Stated task >> The listing below should be printed exactly, every line of it. Skip the pictures.

Records for processing >>
──────────
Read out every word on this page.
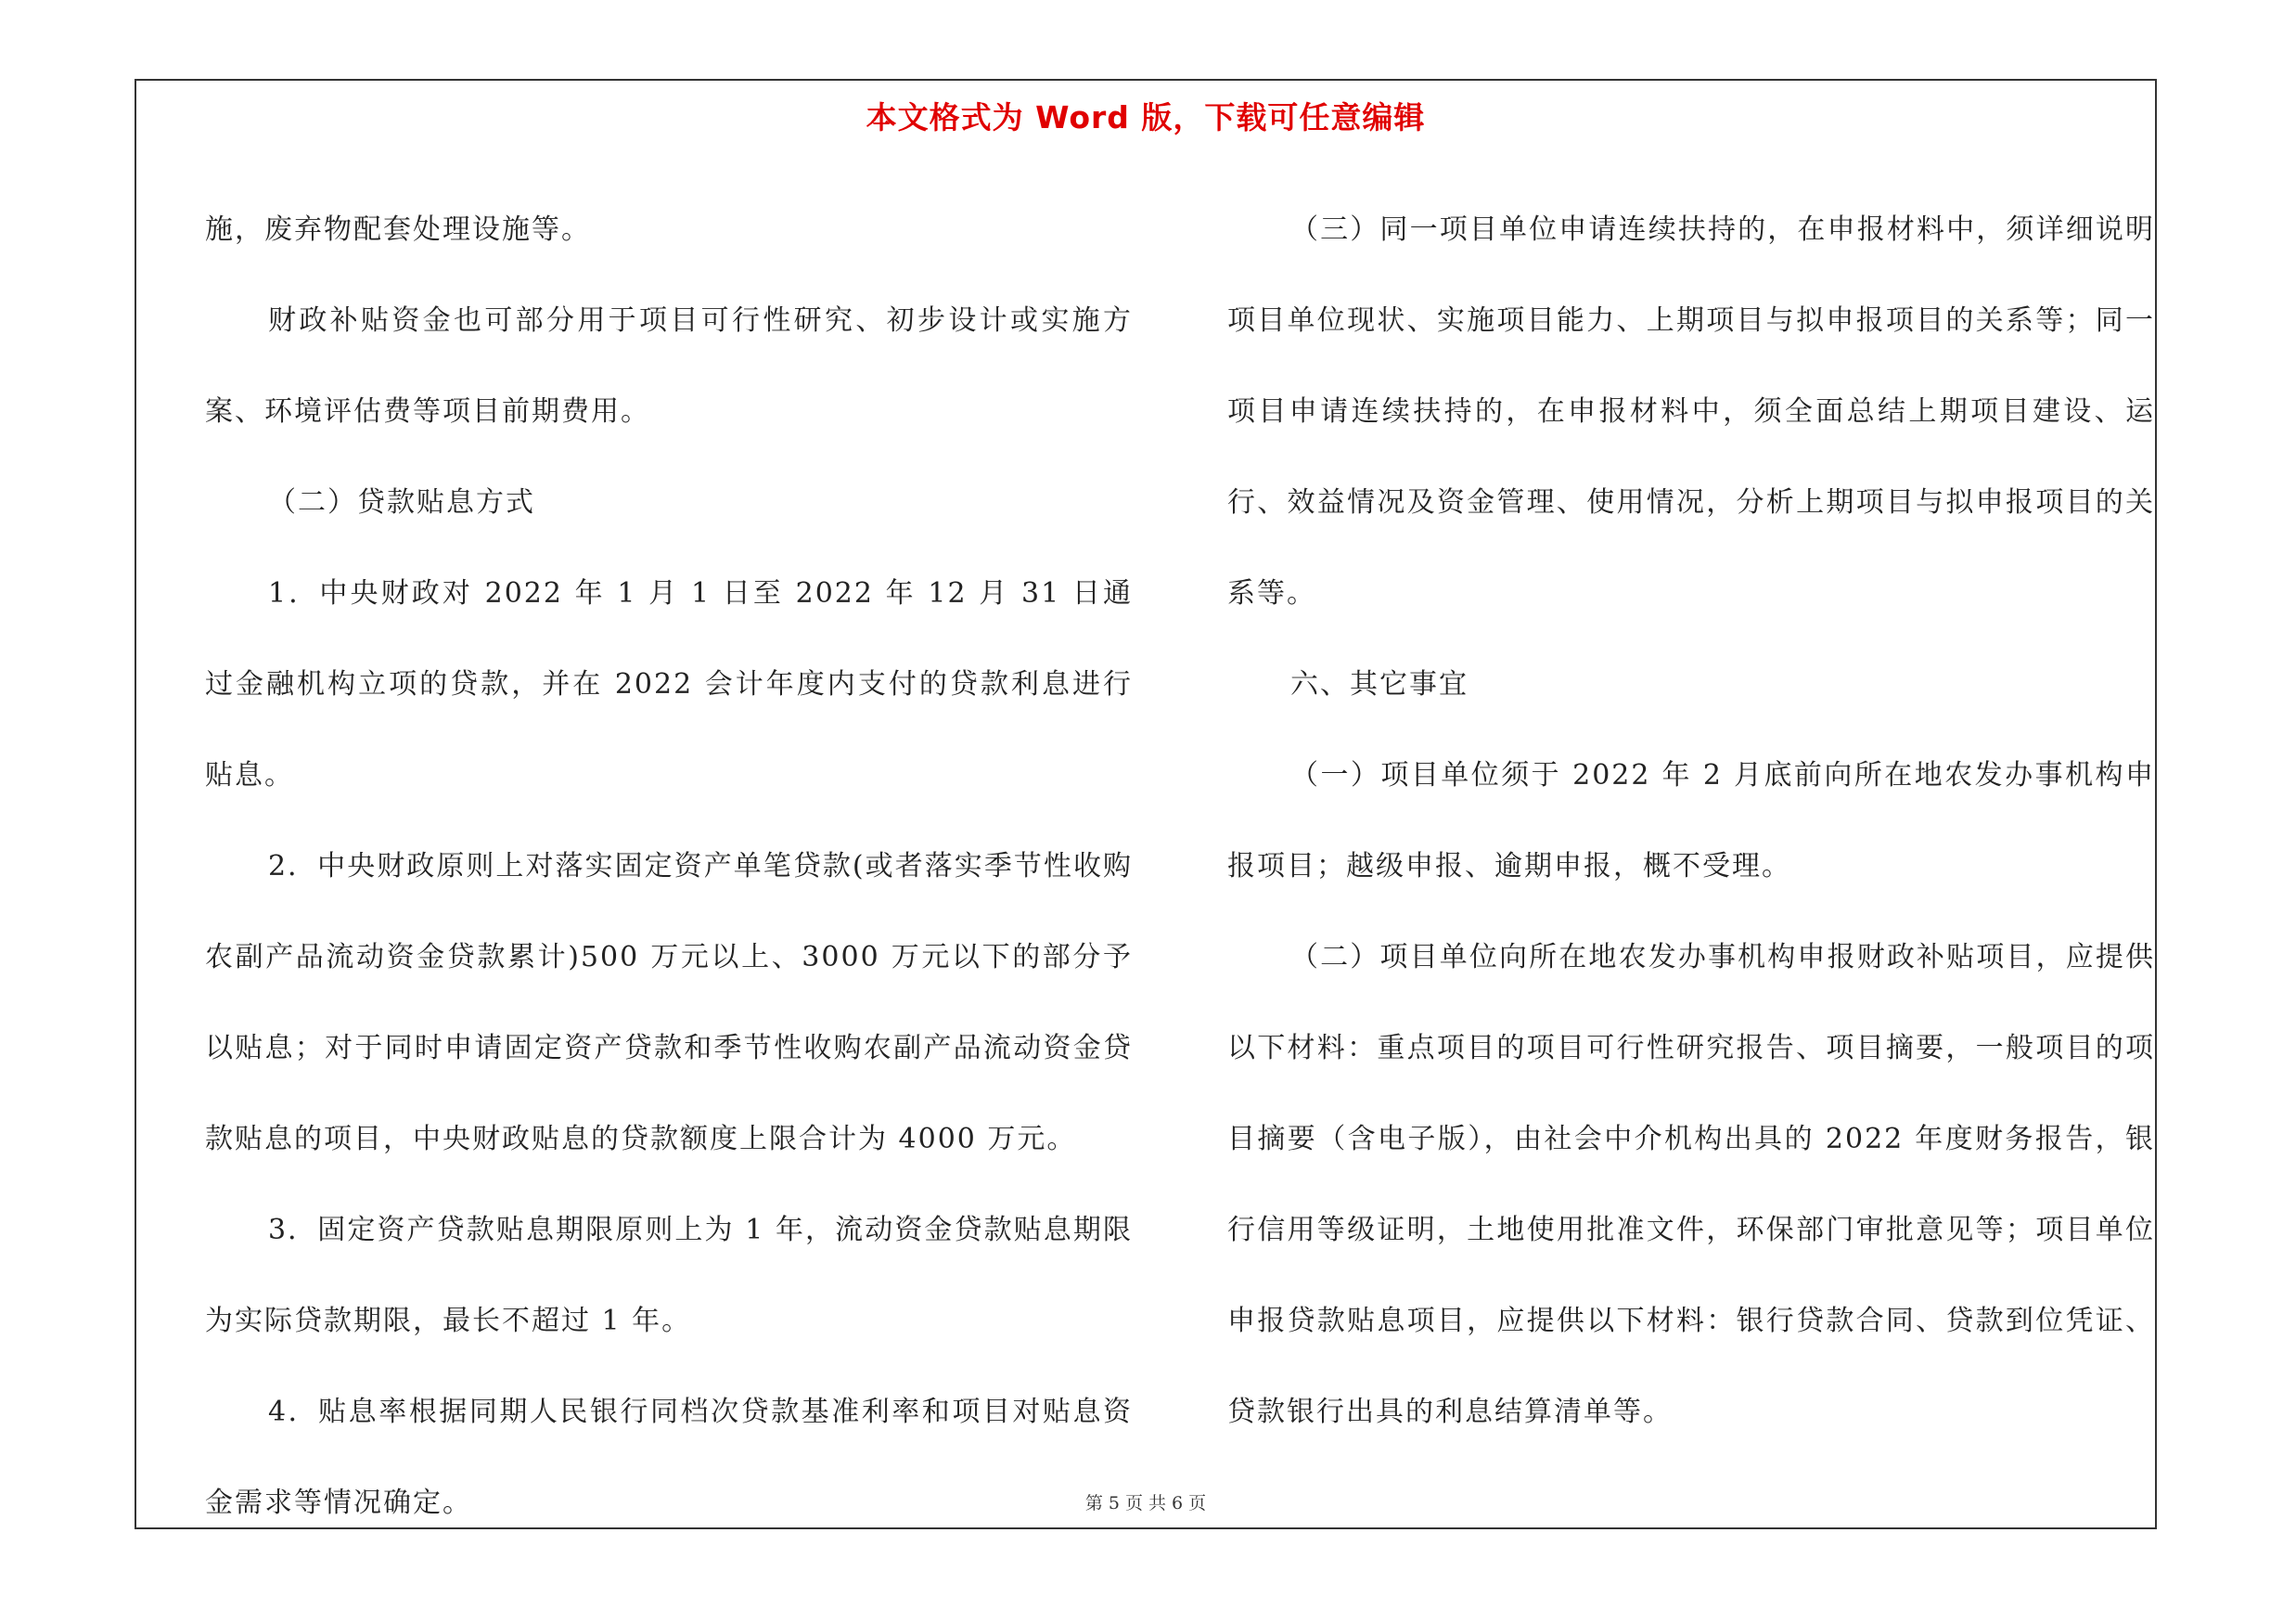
本文格式为 Word 版，下载可任意编辑

施，废弃物配套处理设施等。

财政补贴资金也可部分用于项目可行性研究、初步设计或实施方案、环境评估费等项目前期费用。

（二）贷款贴息方式

1．中央财政对 2022 年 1 月 1 日至 2022 年 12 月 31 日通过金融机构立项的贷款，并在 2022 会计年度内支付的贷款利息进行贴息。

2．中央财政原则上对落实固定资产单笔贷款(或者落实季节性收购农副产品流动资金贷款累计)500 万元以上、3000 万元以下的部分予以贴息；对于同时申请固定资产贷款和季节性收购农副产品流动资金贷款贴息的项目，中央财政贴息的贷款额度上限合计为 4000 万元。

3．固定资产贷款贴息期限原则上为 1 年，流动资金贷款贴息期限为实际贷款期限，最长不超过 1 年。

4．贴息率根据同期人民银行同档次贷款基准利率和项目对贴息资金需求等情况确定。

（三）同一项目单位申请连续扶持的，在申报材料中，须详细说明项目单位现状、实施项目能力、上期项目与拟申报项目的关系等；同一项目申请连续扶持的，在申报材料中，须全面总结上期项目建设、运行、效益情况及资金管理、使用情况，分析上期项目与拟申报项目的关系等。

六、其它事宜

（一）项目单位须于 2022 年 2 月底前向所在地农发办事机构申报项目；越级申报、逾期申报，概不受理。

（二）项目单位向所在地农发办事机构申报财政补贴项目，应提供以下材料：重点项目的项目可行性研究报告、项目摘要，一般项目的项目摘要（含电子版），由社会中介机构出具的 2022 年度财务报告，银行信用等级证明，土地使用批准文件，环保部门审批意见等；项目单位申报贷款贴息项目，应提供以下材料：银行贷款合同、贷款到位凭证、贷款银行出具的利息结算清单等。

第 5 页 共 6 页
──────────
Answer to this task >>
Read out every word on this page.
本文格式为 Word 版，下载可任意编辑

施，废弃物配套处理设施等。

财政补贴资金也可部分用于项目可行性研究、初步设计或实施方案、环境评估费等项目前期费用。

（二）贷款贴息方式

1．中央财政对 2022 年 1 月 1 日至 2022 年 12 月 31 日通过金融机构立项的贷款，并在 2022 会计年度内支付的贷款利息进行贴息。

2．中央财政原则上对落实固定资产单笔贷款(或者落实季节性收购农副产品流动资金贷款累计)500 万元以上、3000 万元以下的部分予以贴息；对于同时申请固定资产贷款和季节性收购农副产品流动资金贷款贴息的项目，中央财政贴息的贷款额度上限合计为 4000 万元。

3．固定资产贷款贴息期限原则上为 1 年，流动资金贷款贴息期限为实际贷款期限，最长不超过 1 年。

4．贴息率根据同期人民银行同档次贷款基准利率和项目对贴息资金需求等情况确定。

（三）同一项目单位申请连续扶持的，在申报材料中，须详细说明项目单位现状、实施项目能力、上期项目与拟申报项目的关系等；同一项目申请连续扶持的，在申报材料中，须全面总结上期项目建设、运行、效益情况及资金管理、使用情况，分析上期项目与拟申报项目的关系等。

六、其它事宜

（一）项目单位须于 2022 年 2 月底前向所在地农发办事机构申报项目；越级申报、逾期申报，概不受理。

（二）项目单位向所在地农发办事机构申报财政补贴项目，应提供以下材料：重点项目的项目可行性研究报告、项目摘要，一般项目的项目摘要（含电子版），由社会中介机构出具的 2022 年度财务报告，银行信用等级证明，土地使用批准文件，环保部门审批意见等；项目单位申报贷款贴息项目，应提供以下材料：银行贷款合同、贷款到位凭证、贷款银行出具的利息结算清单等。

第 5 页 共 6 页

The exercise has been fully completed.